| Stated exercise |
In the copy, include every entry exactly but none of the pictures.
"""
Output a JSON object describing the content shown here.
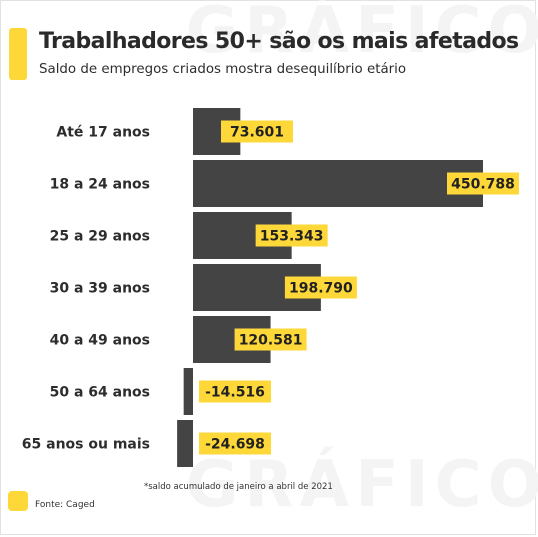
{
  "header": {
    "title": "Trabalhadores 50+ são os mais afetados",
    "subtitle": "Saldo de empregos criados mostra desequilíbrio etário"
  },
  "watermark": {
    "text": "GRÁFICO"
  },
  "footer": {
    "note": "*saldo acumulado de janeiro a abril de 2021",
    "source": "Fonte: Caged"
  },
  "colors": {
    "bar": "#444444",
    "label_bg": "#fed738",
    "accent": "#fed738"
  },
  "chart_data": {
    "type": "bar",
    "orientation": "horizontal",
    "title": "Trabalhadores 50+ são os mais afetados",
    "subtitle": "Saldo de empregos criados mostra desequilíbrio etário",
    "xlabel": "",
    "ylabel": "",
    "categories": [
      "Até 17 anos",
      "18 a 24 anos",
      "25 a 29 anos",
      "30 a 39 anos",
      "40 a 49 anos",
      "50 a 64 anos",
      "65 anos ou mais"
    ],
    "values": [
      73601,
      450788,
      153343,
      198790,
      120581,
      -14516,
      -24698
    ],
    "value_labels": [
      "73.601",
      "450.788",
      "153.343",
      "198.790",
      "120.581",
      "-14.516",
      "-24.698"
    ],
    "xlim": [
      -24698,
      450788
    ],
    "grid": false,
    "legend": "none"
  }
}
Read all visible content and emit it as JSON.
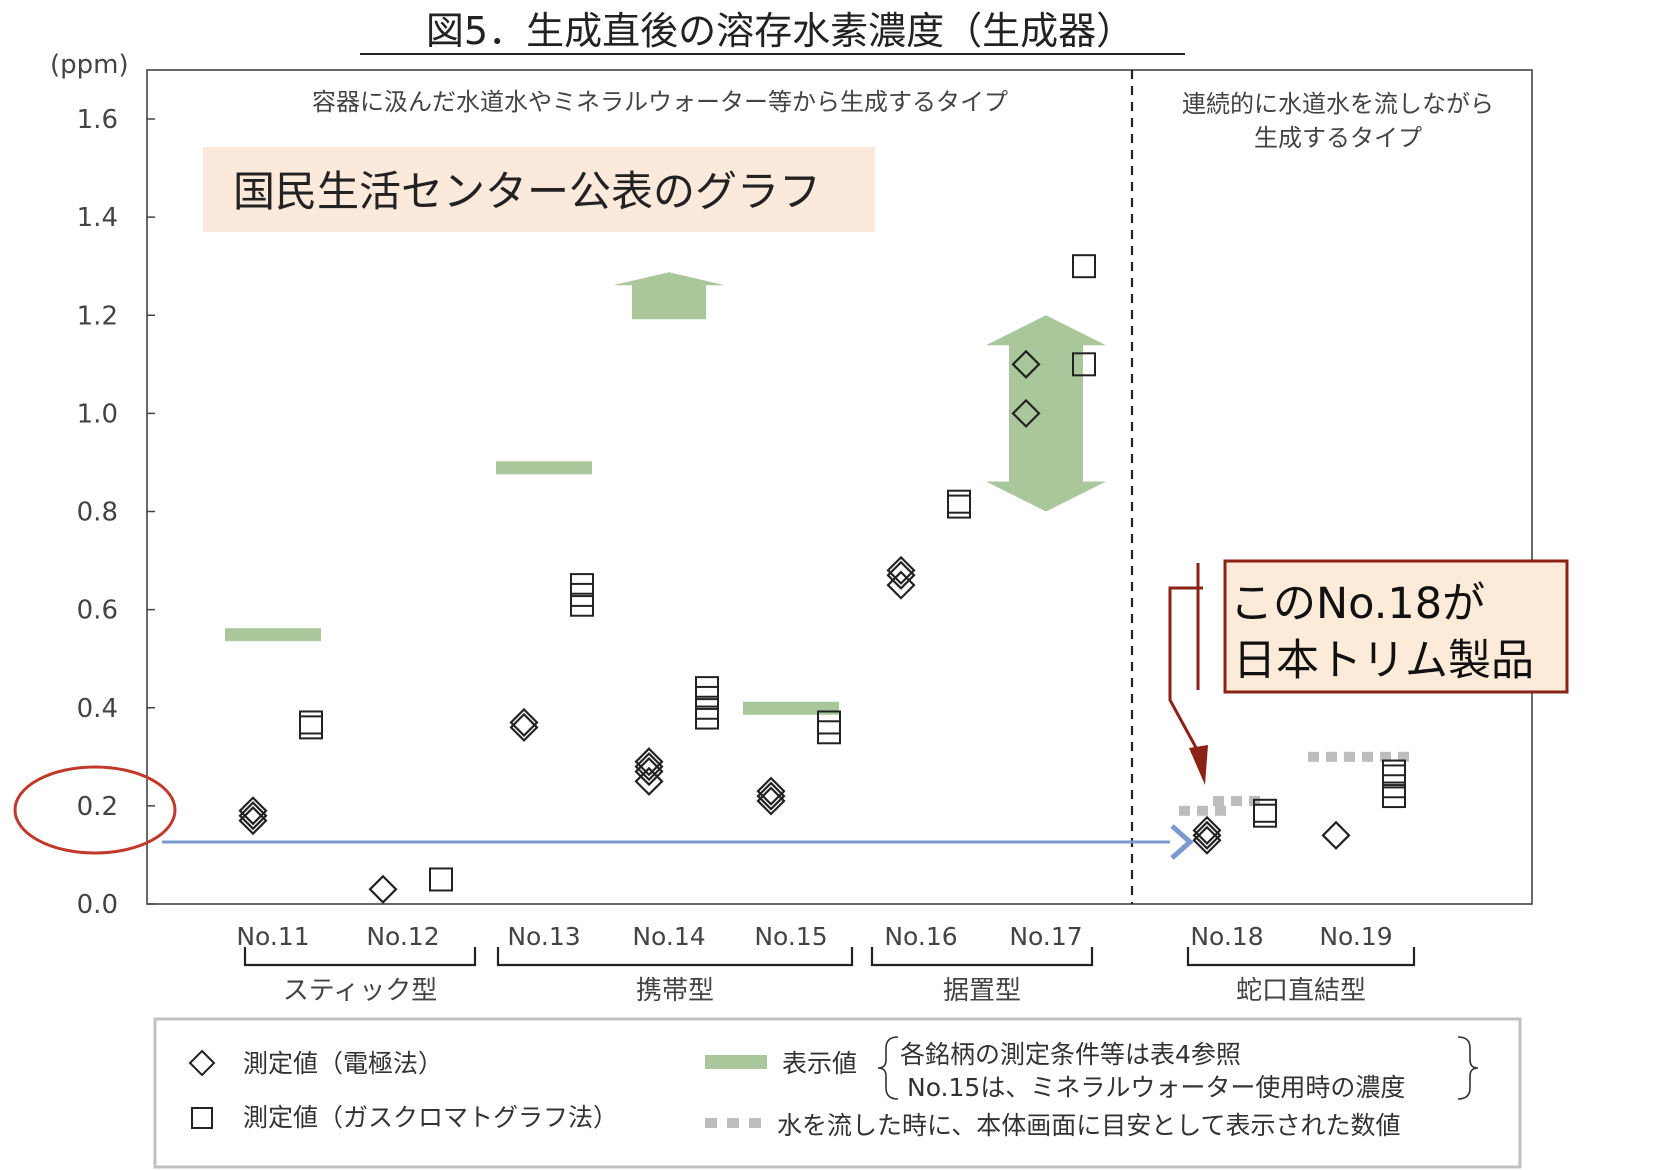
{
  "chart_data": {
    "type": "scatter",
    "title": "図5．生成直後の溶存水素濃度（生成器）",
    "y_unit": "(ppm)",
    "ylim": [
      0,
      1.6
    ],
    "y_ticks": [
      "0.0",
      "0.2",
      "0.4",
      "0.6",
      "0.8",
      "1.0",
      "1.2",
      "1.4",
      "1.6"
    ],
    "categories": [
      "No.11",
      "No.12",
      "No.13",
      "No.14",
      "No.15",
      "No.16",
      "No.17",
      "No.18",
      "No.19"
    ],
    "groups": [
      "スティック型",
      "携帯型",
      "据置型",
      "蛇口直結型"
    ],
    "region_labels": {
      "left": "容器に汲んだ水道水やミネラルウォーター等から生成するタイプ",
      "right_line1": "連続的に水道水を流しながら",
      "right_line2": "生成するタイプ"
    },
    "series": [
      {
        "name": "測定値（電極法）",
        "marker": "diamond",
        "points": [
          {
            "category": "No.11",
            "values": [
              0.17,
              0.18,
              0.19
            ]
          },
          {
            "category": "No.12",
            "values": [
              0.03
            ]
          },
          {
            "category": "No.13",
            "values": [
              0.36,
              0.37
            ]
          },
          {
            "category": "No.14",
            "values": [
              0.25,
              0.27,
              0.28,
              0.29
            ]
          },
          {
            "category": "No.15",
            "values": [
              0.21,
              0.22,
              0.23
            ]
          },
          {
            "category": "No.16",
            "values": [
              0.65,
              0.67,
              0.68
            ]
          },
          {
            "category": "No.17",
            "values": [
              1.0,
              1.1
            ]
          },
          {
            "category": "No.18",
            "values": [
              0.13,
              0.14,
              0.15
            ]
          },
          {
            "category": "No.19",
            "values": [
              0.14
            ]
          }
        ]
      },
      {
        "name": "測定値（ガスクロマトグラフ法）",
        "marker": "square",
        "points": [
          {
            "category": "No.11",
            "values": [
              0.36,
              0.37
            ]
          },
          {
            "category": "No.12",
            "values": [
              0.05
            ]
          },
          {
            "category": "No.13",
            "values": [
              0.61,
              0.63,
              0.65
            ]
          },
          {
            "category": "No.14",
            "values": [
              0.38,
              0.4,
              0.42,
              0.44
            ]
          },
          {
            "category": "No.15",
            "values": [
              0.35,
              0.37
            ]
          },
          {
            "category": "No.16",
            "values": [
              0.81,
              0.82
            ]
          },
          {
            "category": "No.17",
            "values": [
              1.1,
              1.3
            ]
          },
          {
            "category": "No.18",
            "values": [
              0.18,
              0.19
            ]
          },
          {
            "category": "No.19",
            "values": [
              0.22,
              0.24,
              0.26,
              0.27
            ]
          }
        ]
      },
      {
        "name": "表示値",
        "marker": "bar",
        "items": [
          {
            "categories": [
              "No.11"
            ],
            "value": 0.55
          },
          {
            "categories": [
              "No.13"
            ],
            "value": 0.89
          },
          {
            "categories": [
              "No.14"
            ],
            "value": 1.2,
            "direction": "up"
          },
          {
            "categories": [
              "No.15"
            ],
            "value": 0.4
          },
          {
            "categories": [
              "No.17"
            ],
            "value_range": [
              0.8,
              1.2
            ]
          }
        ]
      },
      {
        "name": "水を流した時に、本体画面に目安として表示された数値",
        "marker": "dotted",
        "items": [
          {
            "category": "No.18",
            "values": [
              0.19,
              0.21
            ]
          },
          {
            "category": "No.19",
            "values": [
              0.3
            ]
          }
        ]
      }
    ],
    "legend": {
      "diamond": "測定値（電極法）",
      "square": "測定値（ガスクロマトグラフ法）",
      "bar": "表示値",
      "bar_note_1": "各銘柄の測定条件等は表4参照",
      "bar_note_2": "No.15は、ミネラルウォーター使用時の濃度",
      "dotted": "水を流した時に、本体画面に目安として表示された数値"
    },
    "annotations": {
      "label_box": "国民生活センター公表のグラフ",
      "callout_line1": "このNo.18が",
      "callout_line2": "日本トリム製品",
      "highlighted_tick": "0.2"
    },
    "colors": {
      "display_value": "#a9c79a",
      "label_box_bg": "#fbe9dc",
      "callout_bg": "#fcebd9",
      "callout_border": "#8b2216",
      "highlight_circle": "#c0392b",
      "arrow_blue": "#7b98cf",
      "dotted_gray": "#bdbdbd"
    }
  }
}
"""
| Full solution |
Output a JSON object describing the content shown here.
{
  "header": {
    "title": "Trabalhadores 50+ são os mais afetados",
    "subtitle": "Saldo de empregos criados mostra desequilíbrio etário"
  },
  "watermark": {
    "text": "GRÁFICO"
  },
  "footer": {
    "note": "*saldo acumulado de janeiro a abril de 2021",
    "source": "Fonte: Caged"
  },
  "colors": {
    "bar": "#444444",
    "label_bg": "#fed738",
    "accent": "#fed738"
  },
  "chart_data": {
    "type": "bar",
    "orientation": "horizontal",
    "title": "Trabalhadores 50+ são os mais afetados",
    "subtitle": "Saldo de empregos criados mostra desequilíbrio etário",
    "xlabel": "",
    "ylabel": "",
    "categories": [
      "Até 17 anos",
      "18 a 24 anos",
      "25 a 29 anos",
      "30 a 39 anos",
      "40 a 49 anos",
      "50 a 64 anos",
      "65 anos ou mais"
    ],
    "values": [
      73601,
      450788,
      153343,
      198790,
      120581,
      -14516,
      -24698
    ],
    "value_labels": [
      "73.601",
      "450.788",
      "153.343",
      "198.790",
      "120.581",
      "-14.516",
      "-24.698"
    ],
    "xlim": [
      -24698,
      450788
    ],
    "grid": false,
    "legend": "none"
  }
}
Read all visible content and emit it as JSON.
{
  "chart_data": {
    "type": "scatter",
    "title": "図5．生成直後の溶存水素濃度（生成器）",
    "y_unit": "(ppm)",
    "ylim": [
      0,
      1.6
    ],
    "y_ticks": [
      "0.0",
      "0.2",
      "0.4",
      "0.6",
      "0.8",
      "1.0",
      "1.2",
      "1.4",
      "1.6"
    ],
    "categories": [
      "No.11",
      "No.12",
      "No.13",
      "No.14",
      "No.15",
      "No.16",
      "No.17",
      "No.18",
      "No.19"
    ],
    "groups": [
      "スティック型",
      "携帯型",
      "据置型",
      "蛇口直結型"
    ],
    "region_labels": {
      "left": "容器に汲んだ水道水やミネラルウォーター等から生成するタイプ",
      "right_line1": "連続的に水道水を流しながら",
      "right_line2": "生成するタイプ"
    },
    "series": [
      {
        "name": "測定値（電極法）",
        "marker": "diamond",
        "points": [
          {
            "category": "No.11",
            "values": [
              0.17,
              0.18,
              0.19
            ]
          },
          {
            "category": "No.12",
            "values": [
              0.03
            ]
          },
          {
            "category": "No.13",
            "values": [
              0.36,
              0.37
            ]
          },
          {
            "category": "No.14",
            "values": [
              0.25,
              0.27,
              0.28,
              0.29
            ]
          },
          {
            "category": "No.15",
            "values": [
              0.21,
              0.22,
              0.23
            ]
          },
          {
            "category": "No.16",
            "values": [
              0.65,
              0.67,
              0.68
            ]
          },
          {
            "category": "No.17",
            "values": [
              1.0,
              1.1
            ]
          },
          {
            "category": "No.18",
            "values": [
              0.13,
              0.14,
              0.15
            ]
          },
          {
            "category": "No.19",
            "values": [
              0.14
            ]
          }
        ]
      },
      {
        "name": "測定値（ガスクロマトグラフ法）",
        "marker": "square",
        "points": [
          {
            "category": "No.11",
            "values": [
              0.36,
              0.37
            ]
          },
          {
            "category": "No.12",
            "values": [
              0.05
            ]
          },
          {
            "category": "No.13",
            "values": [
              0.61,
              0.63,
              0.65
            ]
          },
          {
            "category": "No.14",
            "values": [
              0.38,
              0.4,
              0.42,
              0.44
            ]
          },
          {
            "category": "No.15",
            "values": [
              0.35,
              0.37
            ]
          },
          {
            "category": "No.16",
            "values": [
              0.81,
              0.82
            ]
          },
          {
            "category": "No.17",
            "values": [
              1.1,
              1.3
            ]
          },
          {
            "category": "No.18",
            "values": [
              0.18,
              0.19
            ]
          },
          {
            "category": "No.19",
            "values": [
              0.22,
              0.24,
              0.26,
              0.27
            ]
          }
        ]
      },
      {
        "name": "表示値",
        "marker": "bar",
        "items": [
          {
            "categories": [
              "No.11"
            ],
            "value": 0.55
          },
          {
            "categories": [
              "No.13"
            ],
            "value": 0.89
          },
          {
            "categories": [
              "No.14"
            ],
            "value": 1.2,
            "direction": "up"
          },
          {
            "categories": [
              "No.15"
            ],
            "value": 0.4
          },
          {
            "categories": [
              "No.17"
            ],
            "value_range": [
              0.8,
              1.2
            ]
          }
        ]
      },
      {
        "name": "水を流した時に、本体画面に目安として表示された数値",
        "marker": "dotted",
        "items": [
          {
            "category": "No.18",
            "values": [
              0.19,
              0.21
            ]
          },
          {
            "category": "No.19",
            "values": [
              0.3
            ]
          }
        ]
      }
    ],
    "legend": {
      "diamond": "測定値（電極法）",
      "square": "測定値（ガスクロマトグラフ法）",
      "bar": "表示値",
      "bar_note_1": "各銘柄の測定条件等は表4参照",
      "bar_note_2": "No.15は、ミネラルウォーター使用時の濃度",
      "dotted": "水を流した時に、本体画面に目安として表示された数値"
    },
    "annotations": {
      "label_box": "国民生活センター公表のグラフ",
      "callout_line1": "このNo.18が",
      "callout_line2": "日本トリム製品",
      "highlighted_tick": "0.2"
    },
    "colors": {
      "display_value": "#a9c79a",
      "label_box_bg": "#fbe9dc",
      "callout_bg": "#fcebd9",
      "callout_border": "#8b2216",
      "highlight_circle": "#c0392b",
      "arrow_blue": "#7b98cf",
      "dotted_gray": "#bdbdbd"
    }
  }
}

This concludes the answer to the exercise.